Instructions to follow → Omit the pictures, then reproduce every remaining record exactly.
━━━━━━
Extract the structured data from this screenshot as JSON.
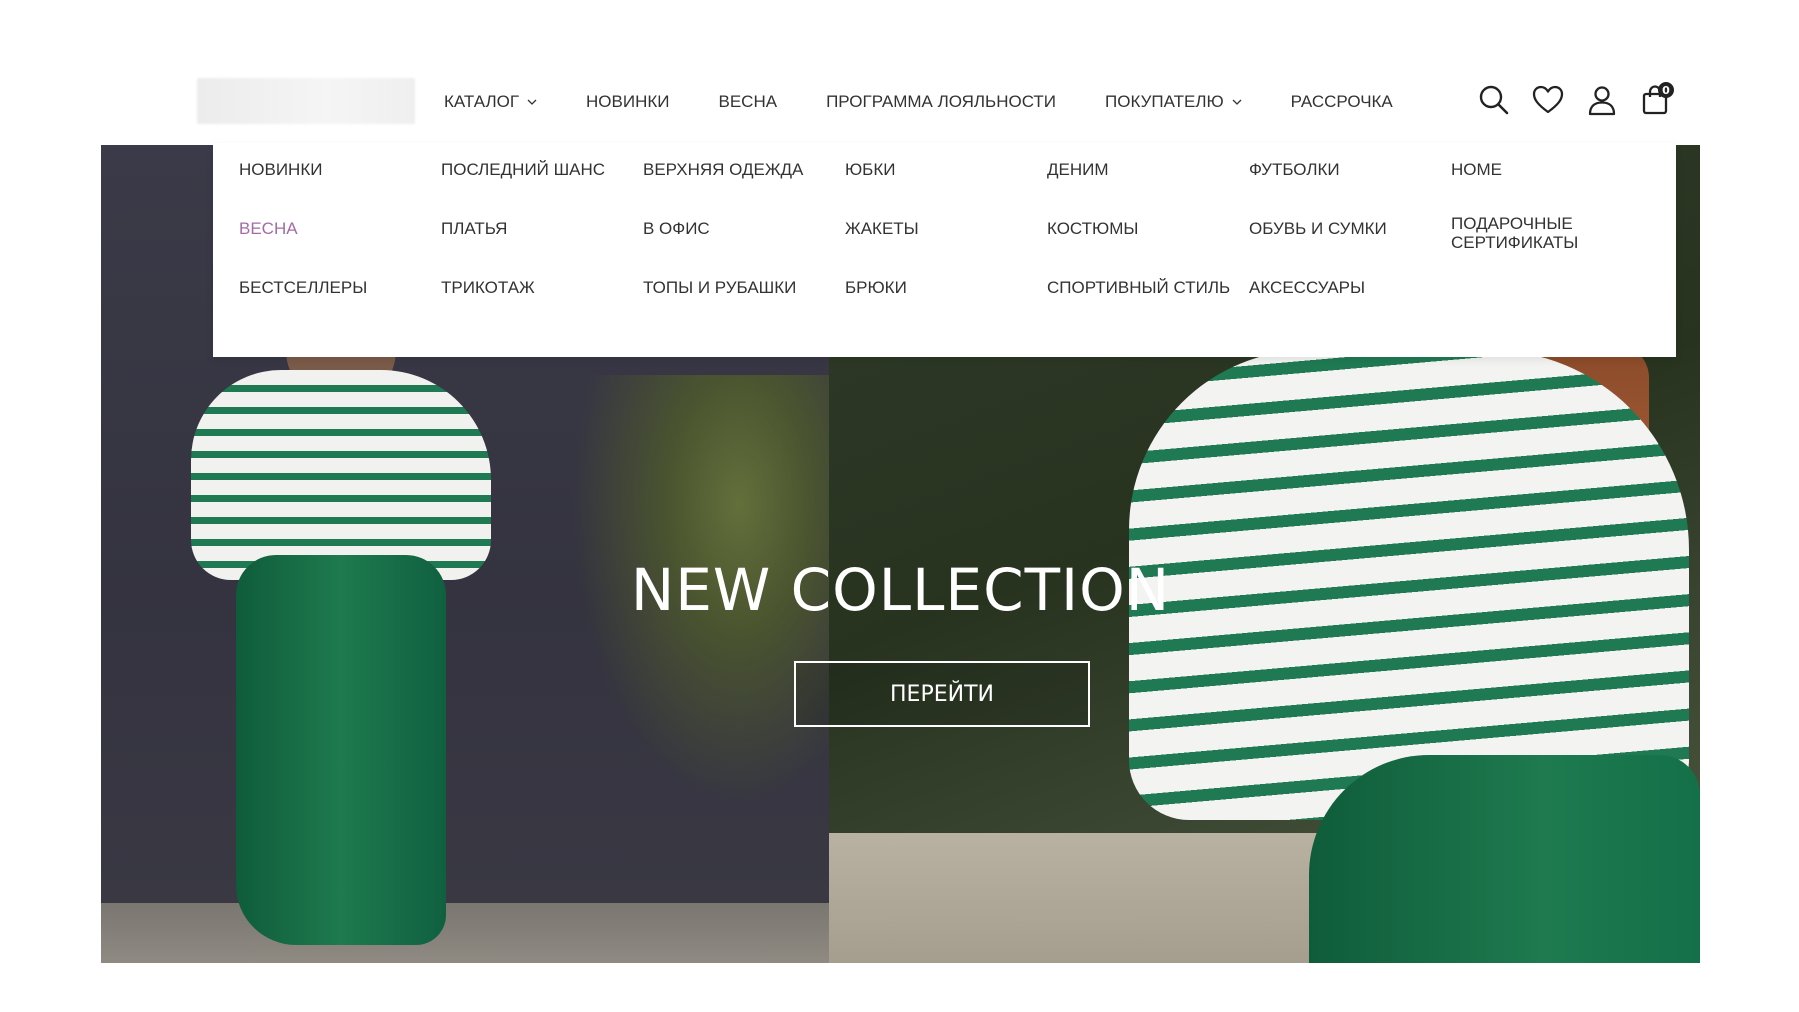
{
  "header": {
    "nav": [
      {
        "label": "КАТАЛОГ",
        "dropdown": true
      },
      {
        "label": "НОВИНКИ",
        "dropdown": false
      },
      {
        "label": "ВЕСНА",
        "dropdown": false
      },
      {
        "label": "ПРОГРАММА ЛОЯЛЬНОСТИ",
        "dropdown": false
      },
      {
        "label": "ПОКУПАТЕЛЮ",
        "dropdown": true
      },
      {
        "label": "РАССРОЧКА",
        "dropdown": false
      }
    ],
    "icons": [
      "search-icon",
      "heart-icon",
      "user-icon",
      "bag-icon"
    ],
    "cart_count": "0"
  },
  "dropdown": {
    "columns": [
      [
        "НОВИНКИ",
        "ВЕСНА",
        "БЕСТСЕЛЛЕРЫ"
      ],
      [
        "ПОСЛЕДНИЙ ШАНС",
        "ПЛАТЬЯ",
        "ТРИКОТАЖ"
      ],
      [
        "ВЕРХНЯЯ ОДЕЖДА",
        "В ОФИС",
        "ТОПЫ И РУБАШКИ"
      ],
      [
        "ЮБКИ",
        "ЖАКЕТЫ",
        "БРЮКИ"
      ],
      [
        "ДЕНИМ",
        "КОСТЮМЫ",
        "СПОРТИВНЫЙ СТИЛЬ"
      ],
      [
        "ФУТБОЛКИ",
        "ОБУВЬ И СУМКИ",
        "АКСЕССУАРЫ"
      ],
      [
        "HOME",
        "ПОДАРОЧНЫЕ СЕРТИФИКАТЫ"
      ]
    ],
    "highlighted_item": "ВЕСНА",
    "highlight_color": "#a46ba8"
  },
  "hero": {
    "title": "NEW COLLECTION",
    "button_label": "ПЕРЕЙТИ"
  }
}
━━━━━━
Complete response →
Extract the structured data from this screenshot as JSON.
{
  "header": {
    "nav": [
      {
        "label": "КАТАЛОГ",
        "dropdown": true
      },
      {
        "label": "НОВИНКИ",
        "dropdown": false
      },
      {
        "label": "ВЕСНА",
        "dropdown": false
      },
      {
        "label": "ПРОГРАММА ЛОЯЛЬНОСТИ",
        "dropdown": false
      },
      {
        "label": "ПОКУПАТЕЛЮ",
        "dropdown": true
      },
      {
        "label": "РАССРОЧКА",
        "dropdown": false
      }
    ],
    "icons": [
      "search-icon",
      "heart-icon",
      "user-icon",
      "bag-icon"
    ],
    "cart_count": "0"
  },
  "dropdown": {
    "columns": [
      [
        "НОВИНКИ",
        "ВЕСНА",
        "БЕСТСЕЛЛЕРЫ"
      ],
      [
        "ПОСЛЕДНИЙ ШАНС",
        "ПЛАТЬЯ",
        "ТРИКОТАЖ"
      ],
      [
        "ВЕРХНЯЯ ОДЕЖДА",
        "В ОФИС",
        "ТОПЫ И РУБАШКИ"
      ],
      [
        "ЮБКИ",
        "ЖАКЕТЫ",
        "БРЮКИ"
      ],
      [
        "ДЕНИМ",
        "КОСТЮМЫ",
        "СПОРТИВНЫЙ СТИЛЬ"
      ],
      [
        "ФУТБОЛКИ",
        "ОБУВЬ И СУМКИ",
        "АКСЕССУАРЫ"
      ],
      [
        "HOME",
        "ПОДАРОЧНЫЕ СЕРТИФИКАТЫ"
      ]
    ],
    "highlighted_item": "ВЕСНА",
    "highlight_color": "#a46ba8"
  },
  "hero": {
    "title": "NEW COLLECTION",
    "button_label": "ПЕРЕЙТИ"
  }
}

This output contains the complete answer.